━━ Exercise data ━━
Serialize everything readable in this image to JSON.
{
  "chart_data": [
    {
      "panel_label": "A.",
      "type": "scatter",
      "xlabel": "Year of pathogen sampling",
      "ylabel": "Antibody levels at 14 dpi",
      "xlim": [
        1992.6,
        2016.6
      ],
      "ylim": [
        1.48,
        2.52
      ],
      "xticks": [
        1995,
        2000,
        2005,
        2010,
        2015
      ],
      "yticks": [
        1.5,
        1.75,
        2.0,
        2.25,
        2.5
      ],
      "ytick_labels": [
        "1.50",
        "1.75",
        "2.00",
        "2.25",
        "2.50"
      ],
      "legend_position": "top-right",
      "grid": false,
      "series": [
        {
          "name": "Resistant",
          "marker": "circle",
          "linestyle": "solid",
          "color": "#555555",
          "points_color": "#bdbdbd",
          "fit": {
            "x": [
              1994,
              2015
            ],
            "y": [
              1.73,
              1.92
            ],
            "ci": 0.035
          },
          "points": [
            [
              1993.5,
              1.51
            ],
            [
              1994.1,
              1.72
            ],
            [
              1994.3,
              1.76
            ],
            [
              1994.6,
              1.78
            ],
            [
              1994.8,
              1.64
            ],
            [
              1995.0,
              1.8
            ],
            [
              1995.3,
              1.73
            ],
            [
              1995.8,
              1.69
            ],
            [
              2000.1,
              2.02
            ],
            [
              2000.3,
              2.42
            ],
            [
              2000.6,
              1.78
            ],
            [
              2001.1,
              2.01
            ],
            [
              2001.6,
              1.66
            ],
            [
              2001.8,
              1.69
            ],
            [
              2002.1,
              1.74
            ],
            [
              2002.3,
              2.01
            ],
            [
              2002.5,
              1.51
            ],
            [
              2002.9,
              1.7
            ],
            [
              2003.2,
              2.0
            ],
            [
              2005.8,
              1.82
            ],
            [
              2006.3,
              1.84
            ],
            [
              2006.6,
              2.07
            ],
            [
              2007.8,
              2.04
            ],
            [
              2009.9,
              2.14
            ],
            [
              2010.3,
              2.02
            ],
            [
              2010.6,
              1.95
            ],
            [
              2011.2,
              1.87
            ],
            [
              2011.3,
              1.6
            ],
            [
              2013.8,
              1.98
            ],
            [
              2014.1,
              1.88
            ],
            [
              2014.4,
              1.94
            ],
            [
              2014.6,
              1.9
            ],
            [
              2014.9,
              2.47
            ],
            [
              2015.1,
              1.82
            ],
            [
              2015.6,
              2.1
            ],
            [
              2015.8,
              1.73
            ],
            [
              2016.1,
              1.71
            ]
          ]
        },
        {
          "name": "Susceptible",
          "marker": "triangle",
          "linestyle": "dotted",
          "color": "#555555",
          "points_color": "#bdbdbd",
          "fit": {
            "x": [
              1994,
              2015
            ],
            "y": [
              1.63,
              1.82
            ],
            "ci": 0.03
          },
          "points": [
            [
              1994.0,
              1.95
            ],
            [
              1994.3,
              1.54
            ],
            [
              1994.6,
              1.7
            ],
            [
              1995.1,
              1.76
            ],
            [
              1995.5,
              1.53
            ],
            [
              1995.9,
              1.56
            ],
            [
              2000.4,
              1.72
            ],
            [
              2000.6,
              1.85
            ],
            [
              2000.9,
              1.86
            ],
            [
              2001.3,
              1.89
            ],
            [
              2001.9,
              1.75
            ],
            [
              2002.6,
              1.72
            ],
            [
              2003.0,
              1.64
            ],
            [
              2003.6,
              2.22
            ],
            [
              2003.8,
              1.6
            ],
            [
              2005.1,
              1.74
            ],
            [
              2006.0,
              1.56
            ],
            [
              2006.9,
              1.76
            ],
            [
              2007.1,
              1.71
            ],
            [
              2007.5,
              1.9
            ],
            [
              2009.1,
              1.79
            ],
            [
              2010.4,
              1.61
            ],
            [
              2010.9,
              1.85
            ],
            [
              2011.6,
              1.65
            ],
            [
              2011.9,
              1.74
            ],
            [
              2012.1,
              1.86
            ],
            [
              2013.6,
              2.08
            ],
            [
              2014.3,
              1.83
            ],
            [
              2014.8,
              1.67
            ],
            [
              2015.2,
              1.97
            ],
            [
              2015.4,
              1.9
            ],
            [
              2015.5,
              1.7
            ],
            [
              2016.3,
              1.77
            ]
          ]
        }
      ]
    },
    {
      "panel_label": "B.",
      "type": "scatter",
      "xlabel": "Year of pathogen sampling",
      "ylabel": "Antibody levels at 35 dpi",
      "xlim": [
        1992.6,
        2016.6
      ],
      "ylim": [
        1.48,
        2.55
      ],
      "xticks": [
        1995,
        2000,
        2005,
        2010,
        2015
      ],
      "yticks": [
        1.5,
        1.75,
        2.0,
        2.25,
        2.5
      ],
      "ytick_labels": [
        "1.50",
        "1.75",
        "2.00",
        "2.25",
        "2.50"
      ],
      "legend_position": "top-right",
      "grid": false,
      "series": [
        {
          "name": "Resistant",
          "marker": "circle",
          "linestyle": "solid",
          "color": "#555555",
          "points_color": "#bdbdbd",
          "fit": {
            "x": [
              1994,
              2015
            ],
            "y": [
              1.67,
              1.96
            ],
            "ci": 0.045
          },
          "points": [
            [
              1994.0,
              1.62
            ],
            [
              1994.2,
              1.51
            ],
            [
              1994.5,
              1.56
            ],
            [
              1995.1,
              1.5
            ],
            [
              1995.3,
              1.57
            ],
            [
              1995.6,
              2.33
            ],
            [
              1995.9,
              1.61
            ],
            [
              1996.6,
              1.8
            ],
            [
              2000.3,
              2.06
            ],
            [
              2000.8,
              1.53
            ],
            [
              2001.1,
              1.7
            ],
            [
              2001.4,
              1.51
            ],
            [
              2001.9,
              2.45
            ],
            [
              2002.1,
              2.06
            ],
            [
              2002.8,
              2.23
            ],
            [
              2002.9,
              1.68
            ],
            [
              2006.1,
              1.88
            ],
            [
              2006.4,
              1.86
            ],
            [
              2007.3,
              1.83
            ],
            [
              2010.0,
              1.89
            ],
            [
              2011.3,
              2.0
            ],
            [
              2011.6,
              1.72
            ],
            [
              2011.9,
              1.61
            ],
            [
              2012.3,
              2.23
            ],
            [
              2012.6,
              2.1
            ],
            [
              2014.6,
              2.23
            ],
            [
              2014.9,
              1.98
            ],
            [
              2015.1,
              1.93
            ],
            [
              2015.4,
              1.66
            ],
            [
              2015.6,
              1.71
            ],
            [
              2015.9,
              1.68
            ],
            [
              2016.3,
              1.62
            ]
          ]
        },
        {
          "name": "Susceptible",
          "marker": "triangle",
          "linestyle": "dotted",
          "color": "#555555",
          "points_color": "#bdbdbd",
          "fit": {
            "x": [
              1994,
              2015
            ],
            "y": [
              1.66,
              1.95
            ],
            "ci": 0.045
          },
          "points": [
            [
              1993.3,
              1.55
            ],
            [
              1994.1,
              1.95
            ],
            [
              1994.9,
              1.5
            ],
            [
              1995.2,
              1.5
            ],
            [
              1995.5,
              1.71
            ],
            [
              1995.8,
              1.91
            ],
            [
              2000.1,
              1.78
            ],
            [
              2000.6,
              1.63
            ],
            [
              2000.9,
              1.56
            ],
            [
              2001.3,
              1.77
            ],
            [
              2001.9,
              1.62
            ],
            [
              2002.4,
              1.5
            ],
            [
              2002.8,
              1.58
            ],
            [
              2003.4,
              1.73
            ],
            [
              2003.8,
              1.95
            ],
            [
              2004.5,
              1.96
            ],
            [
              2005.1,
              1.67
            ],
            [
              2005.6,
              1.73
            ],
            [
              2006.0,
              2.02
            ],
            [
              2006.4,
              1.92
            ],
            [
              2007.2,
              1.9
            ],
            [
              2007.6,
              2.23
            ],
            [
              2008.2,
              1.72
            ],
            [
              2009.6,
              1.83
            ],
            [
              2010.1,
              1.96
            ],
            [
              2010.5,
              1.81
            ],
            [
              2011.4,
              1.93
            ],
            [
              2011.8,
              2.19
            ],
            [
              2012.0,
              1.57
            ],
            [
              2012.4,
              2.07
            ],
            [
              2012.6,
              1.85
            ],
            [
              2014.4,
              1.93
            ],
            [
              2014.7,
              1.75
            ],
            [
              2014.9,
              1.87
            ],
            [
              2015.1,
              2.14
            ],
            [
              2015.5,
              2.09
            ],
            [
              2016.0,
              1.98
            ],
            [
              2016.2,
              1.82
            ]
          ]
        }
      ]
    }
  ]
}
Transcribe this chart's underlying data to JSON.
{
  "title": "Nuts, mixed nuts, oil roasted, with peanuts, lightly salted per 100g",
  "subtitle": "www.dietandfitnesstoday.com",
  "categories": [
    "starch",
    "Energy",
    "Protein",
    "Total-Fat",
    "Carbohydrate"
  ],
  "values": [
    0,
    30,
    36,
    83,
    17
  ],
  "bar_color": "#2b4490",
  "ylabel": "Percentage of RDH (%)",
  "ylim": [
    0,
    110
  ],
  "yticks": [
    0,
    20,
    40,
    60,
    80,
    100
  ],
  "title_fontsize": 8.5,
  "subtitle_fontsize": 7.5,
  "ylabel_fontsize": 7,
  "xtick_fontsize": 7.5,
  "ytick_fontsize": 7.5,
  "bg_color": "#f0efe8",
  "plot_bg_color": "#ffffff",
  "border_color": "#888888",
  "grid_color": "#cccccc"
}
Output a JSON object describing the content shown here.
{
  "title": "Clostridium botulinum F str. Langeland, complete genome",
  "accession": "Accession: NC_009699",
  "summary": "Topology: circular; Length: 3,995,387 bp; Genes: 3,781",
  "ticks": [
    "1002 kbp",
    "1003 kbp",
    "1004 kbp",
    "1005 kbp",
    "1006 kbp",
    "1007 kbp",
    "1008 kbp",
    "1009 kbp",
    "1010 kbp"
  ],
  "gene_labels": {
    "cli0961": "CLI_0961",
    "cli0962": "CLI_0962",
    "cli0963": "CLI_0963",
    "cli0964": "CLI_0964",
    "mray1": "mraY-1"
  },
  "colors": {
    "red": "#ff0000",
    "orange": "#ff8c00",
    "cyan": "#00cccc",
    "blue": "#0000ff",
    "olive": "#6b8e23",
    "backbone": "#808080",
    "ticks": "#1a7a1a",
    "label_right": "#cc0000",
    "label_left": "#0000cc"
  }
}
━━━
● **Required action**
Print the line that contains "Output a JSON", then every later line of the entries above up to and including the last, all exactly as written.

● **Answer space**
Output a JSON object describing the content shown here.
{
  "title": "Clostridium botulinum F str. Langeland, complete genome",
  "accession": "Accession: NC_009699",
  "summary": "Topology: circular; Length: 3,995,387 bp; Genes: 3,781",
  "ticks": [
    "1002 kbp",
    "1003 kbp",
    "1004 kbp",
    "1005 kbp",
    "1006 kbp",
    "1007 kbp",
    "1008 kbp",
    "1009 kbp",
    "1010 kbp"
  ],
  "gene_labels": {
    "cli0961": "CLI_0961",
    "cli0962": "CLI_0962",
    "cli0963": "CLI_0963",
    "cli0964": "CLI_0964",
    "mray1": "mraY-1"
  },
  "colors": {
    "red": "#ff0000",
    "orange": "#ff8c00",
    "cyan": "#00cccc",
    "blue": "#0000ff",
    "olive": "#6b8e23",
    "backbone": "#808080",
    "ticks": "#1a7a1a",
    "label_right": "#cc0000",
    "label_left": "#0000cc"
  }
}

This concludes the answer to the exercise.